═══ EXERCISE DATA
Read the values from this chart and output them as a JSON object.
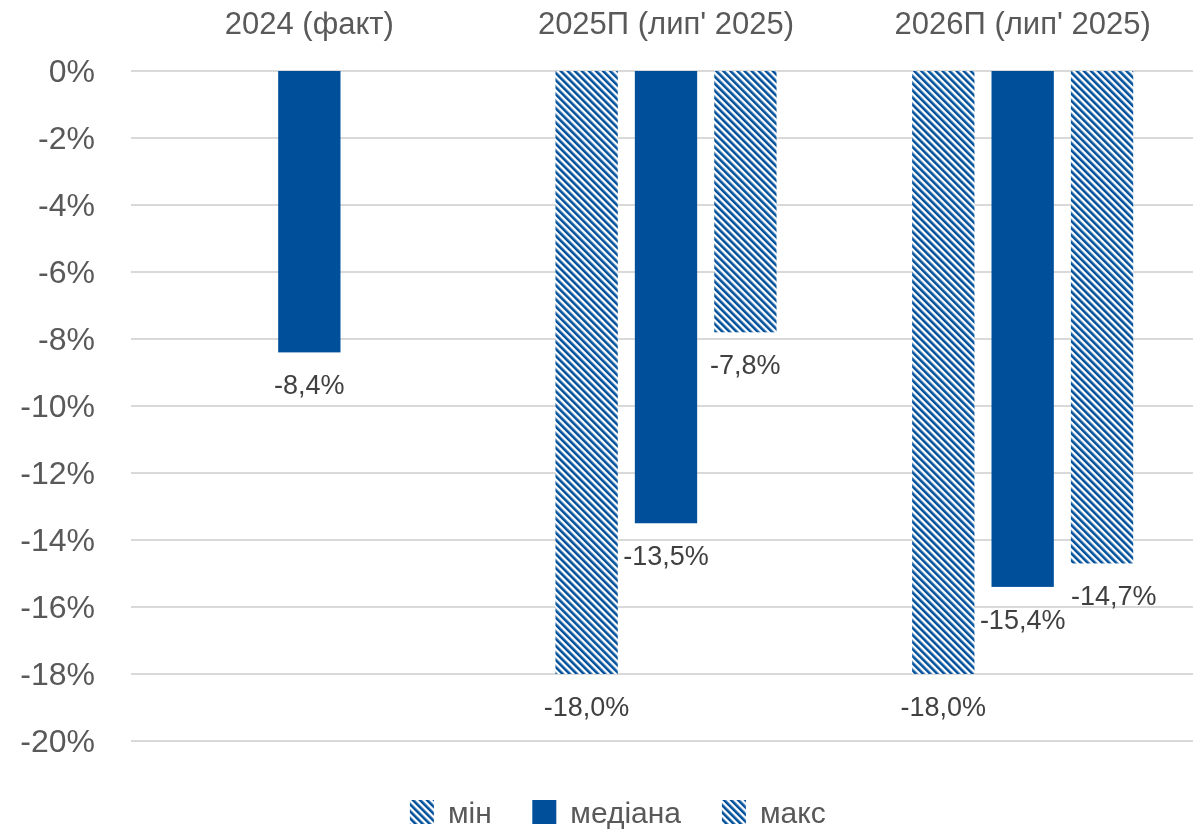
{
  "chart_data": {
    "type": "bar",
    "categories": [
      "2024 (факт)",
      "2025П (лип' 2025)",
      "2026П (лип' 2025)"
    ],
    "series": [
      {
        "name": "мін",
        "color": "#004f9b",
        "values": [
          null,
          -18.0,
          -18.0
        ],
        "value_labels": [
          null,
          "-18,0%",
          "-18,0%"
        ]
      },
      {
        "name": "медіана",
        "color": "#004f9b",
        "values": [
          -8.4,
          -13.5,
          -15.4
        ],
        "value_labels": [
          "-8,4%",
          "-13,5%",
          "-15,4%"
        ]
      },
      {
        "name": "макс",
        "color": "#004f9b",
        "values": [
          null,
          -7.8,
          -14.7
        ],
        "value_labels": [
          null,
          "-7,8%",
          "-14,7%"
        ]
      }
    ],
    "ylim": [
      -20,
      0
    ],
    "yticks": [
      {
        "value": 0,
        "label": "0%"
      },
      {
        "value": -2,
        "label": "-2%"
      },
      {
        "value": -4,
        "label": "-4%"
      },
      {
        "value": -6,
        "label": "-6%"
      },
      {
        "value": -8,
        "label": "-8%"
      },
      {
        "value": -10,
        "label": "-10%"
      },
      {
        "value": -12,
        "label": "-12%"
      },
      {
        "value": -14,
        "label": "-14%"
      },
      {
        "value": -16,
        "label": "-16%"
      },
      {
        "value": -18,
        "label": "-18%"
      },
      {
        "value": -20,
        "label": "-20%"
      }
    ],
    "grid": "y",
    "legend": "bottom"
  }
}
══════
__TASK DIRECTIONS__
Restate the records word for word, omitting images.

__FULL OUTPUT__
Read the values from this chart and output them as a JSON object.
{
  "chart_data": {
    "type": "bar",
    "categories": [
      "2024 (факт)",
      "2025П (лип' 2025)",
      "2026П (лип' 2025)"
    ],
    "series": [
      {
        "name": "мін",
        "color": "#004f9b",
        "values": [
          null,
          -18.0,
          -18.0
        ],
        "value_labels": [
          null,
          "-18,0%",
          "-18,0%"
        ]
      },
      {
        "name": "медіана",
        "color": "#004f9b",
        "values": [
          -8.4,
          -13.5,
          -15.4
        ],
        "value_labels": [
          "-8,4%",
          "-13,5%",
          "-15,4%"
        ]
      },
      {
        "name": "макс",
        "color": "#004f9b",
        "values": [
          null,
          -7.8,
          -14.7
        ],
        "value_labels": [
          null,
          "-7,8%",
          "-14,7%"
        ]
      }
    ],
    "ylim": [
      -20,
      0
    ],
    "yticks": [
      {
        "value": 0,
        "label": "0%"
      },
      {
        "value": -2,
        "label": "-2%"
      },
      {
        "value": -4,
        "label": "-4%"
      },
      {
        "value": -6,
        "label": "-6%"
      },
      {
        "value": -8,
        "label": "-8%"
      },
      {
        "value": -10,
        "label": "-10%"
      },
      {
        "value": -12,
        "label": "-12%"
      },
      {
        "value": -14,
        "label": "-14%"
      },
      {
        "value": -16,
        "label": "-16%"
      },
      {
        "value": -18,
        "label": "-18%"
      },
      {
        "value": -20,
        "label": "-20%"
      }
    ],
    "grid": "y",
    "legend": "bottom"
  }
}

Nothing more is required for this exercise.